*Tareas por completar*.
1) Enumera las actividades para las que Malena echaba de menos tener Tiempo, según el fragmento sobre Malena.
2) En el fragmento sobre Malena, ¿qué le producía a ella vergüenza y temor a la hora de comunicarse por escrito?
3) Retoma el fragmento sobre Malena y continúalo a partir de su última oración.

Con la misma voluntad de hierro con la que su tía Rosa
quería atracarse de cultura, Malena tenía en un rinconcito de su corazón el
deseo de seguir estudiando y cuando me lo revelaba se le iluminaban los ojos y
como a su tía, su sonrisa, disfrazaba de luna – cuarto menguante - su cara.
Su ortografía y
su sintaxis – la que me mostraba por el Messenger, la de los apuntes… - era muy
mejorable y eso le producía mucha
vergüenza y temor a la hora de comunicarse por escrito. Además echaba de menos
tener Tiempo – así, con mayúsculas -
para poder practicar el
ordenador, leer, escribir….
Era muy frecuente que al aparecer por el chat me
comentara que aprovechaba un momento que
la hija se había levantado del ordenador o que mientras los demás cenaban ella
usaba el equipo o, que de pronto, se excusara
porque la llamaban para cualquier faena
doméstica y se ausentaba con la
esperanza de poder seguir más tarde la
conversación, una oportunidad que generalmente no tenía.

Entradas de datos almacenadas:
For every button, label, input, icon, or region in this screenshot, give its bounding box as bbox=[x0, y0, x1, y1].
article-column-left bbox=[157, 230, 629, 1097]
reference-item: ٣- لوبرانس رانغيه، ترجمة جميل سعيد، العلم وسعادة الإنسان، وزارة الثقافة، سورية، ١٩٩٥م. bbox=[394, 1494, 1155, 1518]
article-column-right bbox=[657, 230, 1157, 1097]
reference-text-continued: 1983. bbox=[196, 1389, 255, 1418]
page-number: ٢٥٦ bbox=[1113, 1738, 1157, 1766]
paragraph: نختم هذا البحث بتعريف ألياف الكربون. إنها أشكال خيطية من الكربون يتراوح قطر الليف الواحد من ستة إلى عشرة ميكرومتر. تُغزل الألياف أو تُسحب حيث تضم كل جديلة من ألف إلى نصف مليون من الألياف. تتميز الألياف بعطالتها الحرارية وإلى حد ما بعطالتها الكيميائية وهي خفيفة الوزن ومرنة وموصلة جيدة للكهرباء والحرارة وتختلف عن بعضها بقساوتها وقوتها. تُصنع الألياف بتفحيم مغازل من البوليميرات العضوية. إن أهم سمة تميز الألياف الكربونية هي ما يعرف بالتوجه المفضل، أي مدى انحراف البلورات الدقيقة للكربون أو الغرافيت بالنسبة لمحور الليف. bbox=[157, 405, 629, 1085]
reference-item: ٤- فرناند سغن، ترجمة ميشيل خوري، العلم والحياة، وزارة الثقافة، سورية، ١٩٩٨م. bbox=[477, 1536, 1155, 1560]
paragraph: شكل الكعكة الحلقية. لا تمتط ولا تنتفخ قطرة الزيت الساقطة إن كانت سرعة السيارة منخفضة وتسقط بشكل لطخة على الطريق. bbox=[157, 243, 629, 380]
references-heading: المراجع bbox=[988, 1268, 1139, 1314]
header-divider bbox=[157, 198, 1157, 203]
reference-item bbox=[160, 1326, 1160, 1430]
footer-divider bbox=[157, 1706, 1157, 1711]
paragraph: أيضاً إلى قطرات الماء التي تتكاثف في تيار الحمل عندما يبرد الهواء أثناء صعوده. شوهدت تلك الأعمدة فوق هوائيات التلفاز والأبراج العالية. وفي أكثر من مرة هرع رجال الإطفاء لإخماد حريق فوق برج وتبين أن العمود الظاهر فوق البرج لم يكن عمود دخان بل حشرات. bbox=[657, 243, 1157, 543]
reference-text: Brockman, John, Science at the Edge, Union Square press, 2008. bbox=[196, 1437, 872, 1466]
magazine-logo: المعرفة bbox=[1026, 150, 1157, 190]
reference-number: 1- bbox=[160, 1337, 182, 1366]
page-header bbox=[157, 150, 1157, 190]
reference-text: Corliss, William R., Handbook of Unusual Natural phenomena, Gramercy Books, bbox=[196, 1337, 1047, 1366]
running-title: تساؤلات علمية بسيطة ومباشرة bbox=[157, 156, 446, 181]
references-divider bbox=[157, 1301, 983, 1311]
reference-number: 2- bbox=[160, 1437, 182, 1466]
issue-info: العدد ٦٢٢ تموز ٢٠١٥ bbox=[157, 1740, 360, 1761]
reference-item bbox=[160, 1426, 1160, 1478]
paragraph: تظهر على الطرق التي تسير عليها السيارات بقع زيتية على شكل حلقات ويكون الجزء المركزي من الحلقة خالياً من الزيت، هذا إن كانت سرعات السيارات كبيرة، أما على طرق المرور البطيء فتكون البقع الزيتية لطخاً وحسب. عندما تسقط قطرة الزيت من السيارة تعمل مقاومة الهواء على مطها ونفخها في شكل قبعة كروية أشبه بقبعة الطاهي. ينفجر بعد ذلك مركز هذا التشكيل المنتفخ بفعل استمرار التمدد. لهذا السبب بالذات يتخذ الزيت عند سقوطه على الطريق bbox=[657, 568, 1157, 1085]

*Resultados en orden*.
1) Practicar el ordenador, leer y escribir.

2) Que su ortografía y su sintaxis eran muy mejorables.

3)
Al curso siguiente, la vi aparecer por el Centro con
su maleta y su sonrisa – cuarto creciente-
porque se había matriculado en Formación de Base, solita, sin conocer a
nadie, como las valientes. Coincidiríamos poco porque su grupo tenía el horario de tarde y yo – mis hijos acaban
de aparecer en mi vida – me había pasado a las mañanas para estar con ellos el
resto del día.
No obstante en las tardes en las que debía ir al
centro para completar horario, buscaba alguna razón para entrar en su clase y
verla allí, al fondo, afanada en sus nuevas investigaciones, sus redacciones y
sus problemas de cálculo. Entretenido por
la primera línea de las alumnas más jaraneras me era difícil cruzar con ella
más que un par de palabras. Pero salía
de su clase muy confortado por su sonrisa, ahora de luna casi llena.
Malena terminó adaptándose a ese grupo pero tardó
algún tiempo en confesarme – en cuanto a
locuacidad, ay, no heredó nada del
torrente oral de su tía Rosa - que
aunque había hecho amigas y le gustaba el ambiente divertido de la clase, sus
objetivos académicos no coincidían con
el frente bullanguero del grupo y que pese a
reconocer que seguía teniendo graves
problemas para asimilar materias cada
vez más complejas, ella aspiraba a que la hicieran trabajar más porque quería
“seguir adelante”, llegar a sacarse el Graduado en Secundaria. Y cada vez
estaba más segura de ella y más satisfecha de lo aprendido en el curso de
informática porque le permitía buscar recursos, hacer consultas y le había
colocado “en un escalón diferente a la
mayoría de la clase”.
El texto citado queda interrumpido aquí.